• **Task requirements**
The records below are to be copied word for word, with every picture left out.

Extracts from a graphics dataset

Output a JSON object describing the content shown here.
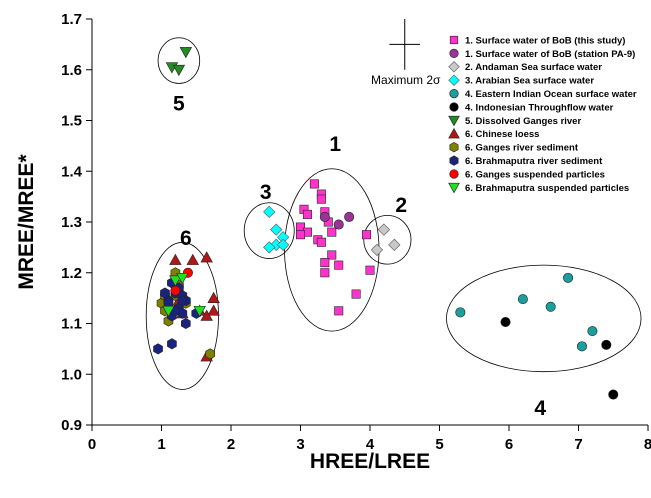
{
  "chart_data": {
    "type": "scatter",
    "xlabel": "HREE/LREE",
    "ylabel": "MREE/MREE*",
    "xlim": [
      0,
      8
    ],
    "ylim": [
      0.9,
      1.7
    ],
    "xticks": [
      "0",
      "1",
      "2",
      "3",
      "4",
      "5",
      "6",
      "7",
      "8"
    ],
    "yticks": [
      "0.9",
      "1.0",
      "1.1",
      "1.2",
      "1.3",
      "1.4",
      "1.5",
      "1.6",
      "1.7"
    ],
    "grid": false,
    "legend_position": "top-right",
    "error_bar_label": "Maximum 2σ",
    "series": [
      {
        "name": "1. Surface water of BoB (this study)",
        "marker": "square",
        "color": "#ff33cc",
        "points": [
          [
            3.2,
            1.375
          ],
          [
            3.3,
            1.355
          ],
          [
            3.05,
            1.325
          ],
          [
            3.1,
            1.315
          ],
          [
            3.0,
            1.29
          ],
          [
            3.1,
            1.28
          ],
          [
            3.0,
            1.275
          ],
          [
            3.25,
            1.265
          ],
          [
            3.35,
            1.32
          ],
          [
            3.4,
            1.3
          ],
          [
            3.45,
            1.28
          ],
          [
            3.3,
            1.26
          ],
          [
            3.45,
            1.235
          ],
          [
            3.35,
            1.22
          ],
          [
            3.35,
            1.2
          ],
          [
            3.55,
            1.215
          ],
          [
            3.95,
            1.275
          ],
          [
            4.0,
            1.205
          ],
          [
            3.8,
            1.158
          ],
          [
            3.55,
            1.125
          ],
          [
            3.3,
            1.345
          ]
        ]
      },
      {
        "name": "1. Surface water of BoB (station PA-9)",
        "marker": "circle",
        "color": "#993399",
        "points": [
          [
            3.35,
            1.31
          ],
          [
            3.55,
            1.295
          ],
          [
            3.7,
            1.31
          ]
        ]
      },
      {
        "name": "2. Andaman Sea surface water",
        "marker": "diamond",
        "color": "#c8c8c8",
        "points": [
          [
            4.2,
            1.285
          ],
          [
            4.35,
            1.255
          ],
          [
            4.1,
            1.245
          ]
        ]
      },
      {
        "name": "3. Arabian Sea surface water",
        "marker": "diamond",
        "color": "#00ffff",
        "points": [
          [
            2.55,
            1.32
          ],
          [
            2.65,
            1.285
          ],
          [
            2.75,
            1.27
          ],
          [
            2.65,
            1.255
          ],
          [
            2.55,
            1.25
          ],
          [
            2.75,
            1.255
          ]
        ]
      },
      {
        "name": "4. Eastern Indian Ocean surface water",
        "marker": "circle",
        "color": "#1a9e9e",
        "points": [
          [
            5.3,
            1.122
          ],
          [
            6.2,
            1.148
          ],
          [
            6.6,
            1.133
          ],
          [
            6.85,
            1.19
          ],
          [
            7.05,
            1.055
          ],
          [
            7.2,
            1.085
          ]
        ]
      },
      {
        "name": "4. Indonesian Throughflow water",
        "marker": "circle",
        "color": "#000000",
        "points": [
          [
            5.95,
            1.103
          ],
          [
            7.4,
            1.058
          ],
          [
            7.5,
            0.96
          ]
        ]
      },
      {
        "name": "5. Dissolved Ganges river",
        "marker": "triangle-down",
        "color": "#228b22",
        "points": [
          [
            1.15,
            1.605
          ],
          [
            1.25,
            1.6
          ],
          [
            1.35,
            1.635
          ]
        ]
      },
      {
        "name": "6. Chinese loess",
        "marker": "triangle-up",
        "color": "#b01818",
        "points": [
          [
            1.2,
            1.225
          ],
          [
            1.45,
            1.225
          ],
          [
            1.65,
            1.23
          ],
          [
            1.75,
            1.15
          ],
          [
            1.75,
            1.125
          ],
          [
            1.55,
            1.125
          ],
          [
            1.65,
            1.115
          ],
          [
            1.3,
            1.12
          ],
          [
            1.25,
            1.145
          ],
          [
            1.65,
            1.035
          ]
        ]
      },
      {
        "name": "6. Ganges river sediment",
        "marker": "hexagon",
        "color": "#808000",
        "points": [
          [
            1.0,
            1.14
          ],
          [
            1.05,
            1.125
          ],
          [
            1.1,
            1.105
          ],
          [
            1.2,
            1.2
          ],
          [
            1.25,
            1.175
          ],
          [
            1.05,
            1.155
          ],
          [
            1.35,
            1.14
          ],
          [
            1.2,
            1.155
          ],
          [
            1.7,
            1.04
          ]
        ]
      },
      {
        "name": "6. Brahmaputra river sediment",
        "marker": "hexagon",
        "color": "#1a237e",
        "points": [
          [
            0.95,
            1.05
          ],
          [
            1.1,
            1.145
          ],
          [
            1.15,
            1.18
          ],
          [
            1.2,
            1.16
          ],
          [
            1.3,
            1.155
          ],
          [
            1.25,
            1.13
          ],
          [
            1.15,
            1.115
          ],
          [
            1.3,
            1.12
          ],
          [
            1.35,
            1.145
          ],
          [
            1.1,
            1.14
          ],
          [
            1.2,
            1.125
          ],
          [
            1.05,
            1.16
          ],
          [
            1.35,
            1.1
          ],
          [
            1.25,
            1.17
          ],
          [
            1.5,
            1.12
          ],
          [
            1.3,
            1.145
          ],
          [
            1.15,
            1.06
          ]
        ]
      },
      {
        "name": "6. Ganges suspended particles",
        "marker": "circle",
        "color": "#ff0000",
        "points": [
          [
            1.38,
            1.2
          ],
          [
            1.2,
            1.165
          ]
        ]
      },
      {
        "name": "6. Brahmaputra suspended particles",
        "marker": "triangle-down",
        "color": "#22dd22",
        "points": [
          [
            1.2,
            1.185
          ],
          [
            1.55,
            1.125
          ],
          [
            1.3,
            1.19
          ],
          [
            1.1,
            1.125
          ]
        ]
      }
    ],
    "annotations": [
      {
        "text": "1",
        "x": 3.5,
        "y": 1.44
      },
      {
        "text": "2",
        "x": 4.45,
        "y": 1.32
      },
      {
        "text": "3",
        "x": 2.5,
        "y": 1.345
      },
      {
        "text": "4",
        "x": 6.45,
        "y": 0.92
      },
      {
        "text": "5",
        "x": 1.25,
        "y": 1.52
      },
      {
        "text": "6",
        "x": 1.35,
        "y": 1.255
      }
    ],
    "ellipses": [
      {
        "cx": 3.45,
        "cy": 1.245,
        "rx": 0.68,
        "ry": 0.16
      },
      {
        "cx": 4.25,
        "cy": 1.265,
        "rx": 0.34,
        "ry": 0.048
      },
      {
        "cx": 2.55,
        "cy": 1.283,
        "rx": 0.36,
        "ry": 0.055
      },
      {
        "cx": 6.5,
        "cy": 1.11,
        "rx": 1.4,
        "ry": 0.105
      },
      {
        "cx": 1.25,
        "cy": 1.618,
        "rx": 0.3,
        "ry": 0.045
      },
      {
        "cx": 1.3,
        "cy": 1.115,
        "rx": 0.52,
        "ry": 0.145
      }
    ],
    "error_bar": {
      "x": 4.5,
      "y": 1.65,
      "dx": 0.22,
      "dy": 0.05
    }
  }
}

• **Response below**
Output a JSON object describing the content shown here.
{
  "chart_data": {
    "type": "scatter",
    "xlabel": "HREE/LREE",
    "ylabel": "MREE/MREE*",
    "xlim": [
      0,
      8
    ],
    "ylim": [
      0.9,
      1.7
    ],
    "xticks": [
      "0",
      "1",
      "2",
      "3",
      "4",
      "5",
      "6",
      "7",
      "8"
    ],
    "yticks": [
      "0.9",
      "1.0",
      "1.1",
      "1.2",
      "1.3",
      "1.4",
      "1.5",
      "1.6",
      "1.7"
    ],
    "grid": false,
    "legend_position": "top-right",
    "error_bar_label": "Maximum 2σ",
    "series": [
      {
        "name": "1. Surface water of BoB (this study)",
        "marker": "square",
        "color": "#ff33cc",
        "points": [
          [
            3.2,
            1.375
          ],
          [
            3.3,
            1.355
          ],
          [
            3.05,
            1.325
          ],
          [
            3.1,
            1.315
          ],
          [
            3.0,
            1.29
          ],
          [
            3.1,
            1.28
          ],
          [
            3.0,
            1.275
          ],
          [
            3.25,
            1.265
          ],
          [
            3.35,
            1.32
          ],
          [
            3.4,
            1.3
          ],
          [
            3.45,
            1.28
          ],
          [
            3.3,
            1.26
          ],
          [
            3.45,
            1.235
          ],
          [
            3.35,
            1.22
          ],
          [
            3.35,
            1.2
          ],
          [
            3.55,
            1.215
          ],
          [
            3.95,
            1.275
          ],
          [
            4.0,
            1.205
          ],
          [
            3.8,
            1.158
          ],
          [
            3.55,
            1.125
          ],
          [
            3.3,
            1.345
          ]
        ]
      },
      {
        "name": "1. Surface water of BoB (station PA-9)",
        "marker": "circle",
        "color": "#993399",
        "points": [
          [
            3.35,
            1.31
          ],
          [
            3.55,
            1.295
          ],
          [
            3.7,
            1.31
          ]
        ]
      },
      {
        "name": "2. Andaman Sea surface water",
        "marker": "diamond",
        "color": "#c8c8c8",
        "points": [
          [
            4.2,
            1.285
          ],
          [
            4.35,
            1.255
          ],
          [
            4.1,
            1.245
          ]
        ]
      },
      {
        "name": "3. Arabian Sea surface water",
        "marker": "diamond",
        "color": "#00ffff",
        "points": [
          [
            2.55,
            1.32
          ],
          [
            2.65,
            1.285
          ],
          [
            2.75,
            1.27
          ],
          [
            2.65,
            1.255
          ],
          [
            2.55,
            1.25
          ],
          [
            2.75,
            1.255
          ]
        ]
      },
      {
        "name": "4. Eastern Indian Ocean surface water",
        "marker": "circle",
        "color": "#1a9e9e",
        "points": [
          [
            5.3,
            1.122
          ],
          [
            6.2,
            1.148
          ],
          [
            6.6,
            1.133
          ],
          [
            6.85,
            1.19
          ],
          [
            7.05,
            1.055
          ],
          [
            7.2,
            1.085
          ]
        ]
      },
      {
        "name": "4. Indonesian Throughflow water",
        "marker": "circle",
        "color": "#000000",
        "points": [
          [
            5.95,
            1.103
          ],
          [
            7.4,
            1.058
          ],
          [
            7.5,
            0.96
          ]
        ]
      },
      {
        "name": "5. Dissolved Ganges river",
        "marker": "triangle-down",
        "color": "#228b22",
        "points": [
          [
            1.15,
            1.605
          ],
          [
            1.25,
            1.6
          ],
          [
            1.35,
            1.635
          ]
        ]
      },
      {
        "name": "6. Chinese loess",
        "marker": "triangle-up",
        "color": "#b01818",
        "points": [
          [
            1.2,
            1.225
          ],
          [
            1.45,
            1.225
          ],
          [
            1.65,
            1.23
          ],
          [
            1.75,
            1.15
          ],
          [
            1.75,
            1.125
          ],
          [
            1.55,
            1.125
          ],
          [
            1.65,
            1.115
          ],
          [
            1.3,
            1.12
          ],
          [
            1.25,
            1.145
          ],
          [
            1.65,
            1.035
          ]
        ]
      },
      {
        "name": "6. Ganges river sediment",
        "marker": "hexagon",
        "color": "#808000",
        "points": [
          [
            1.0,
            1.14
          ],
          [
            1.05,
            1.125
          ],
          [
            1.1,
            1.105
          ],
          [
            1.2,
            1.2
          ],
          [
            1.25,
            1.175
          ],
          [
            1.05,
            1.155
          ],
          [
            1.35,
            1.14
          ],
          [
            1.2,
            1.155
          ],
          [
            1.7,
            1.04
          ]
        ]
      },
      {
        "name": "6. Brahmaputra river sediment",
        "marker": "hexagon",
        "color": "#1a237e",
        "points": [
          [
            0.95,
            1.05
          ],
          [
            1.1,
            1.145
          ],
          [
            1.15,
            1.18
          ],
          [
            1.2,
            1.16
          ],
          [
            1.3,
            1.155
          ],
          [
            1.25,
            1.13
          ],
          [
            1.15,
            1.115
          ],
          [
            1.3,
            1.12
          ],
          [
            1.35,
            1.145
          ],
          [
            1.1,
            1.14
          ],
          [
            1.2,
            1.125
          ],
          [
            1.05,
            1.16
          ],
          [
            1.35,
            1.1
          ],
          [
            1.25,
            1.17
          ],
          [
            1.5,
            1.12
          ],
          [
            1.3,
            1.145
          ],
          [
            1.15,
            1.06
          ]
        ]
      },
      {
        "name": "6. Ganges suspended particles",
        "marker": "circle",
        "color": "#ff0000",
        "points": [
          [
            1.38,
            1.2
          ],
          [
            1.2,
            1.165
          ]
        ]
      },
      {
        "name": "6. Brahmaputra suspended particles",
        "marker": "triangle-down",
        "color": "#22dd22",
        "points": [
          [
            1.2,
            1.185
          ],
          [
            1.55,
            1.125
          ],
          [
            1.3,
            1.19
          ],
          [
            1.1,
            1.125
          ]
        ]
      }
    ],
    "annotations": [
      {
        "text": "1",
        "x": 3.5,
        "y": 1.44
      },
      {
        "text": "2",
        "x": 4.45,
        "y": 1.32
      },
      {
        "text": "3",
        "x": 2.5,
        "y": 1.345
      },
      {
        "text": "4",
        "x": 6.45,
        "y": 0.92
      },
      {
        "text": "5",
        "x": 1.25,
        "y": 1.52
      },
      {
        "text": "6",
        "x": 1.35,
        "y": 1.255
      }
    ],
    "ellipses": [
      {
        "cx": 3.45,
        "cy": 1.245,
        "rx": 0.68,
        "ry": 0.16
      },
      {
        "cx": 4.25,
        "cy": 1.265,
        "rx": 0.34,
        "ry": 0.048
      },
      {
        "cx": 2.55,
        "cy": 1.283,
        "rx": 0.36,
        "ry": 0.055
      },
      {
        "cx": 6.5,
        "cy": 1.11,
        "rx": 1.4,
        "ry": 0.105
      },
      {
        "cx": 1.25,
        "cy": 1.618,
        "rx": 0.3,
        "ry": 0.045
      },
      {
        "cx": 1.3,
        "cy": 1.115,
        "rx": 0.52,
        "ry": 0.145
      }
    ],
    "error_bar": {
      "x": 4.5,
      "y": 1.65,
      "dx": 0.22,
      "dy": 0.05
    }
  }
}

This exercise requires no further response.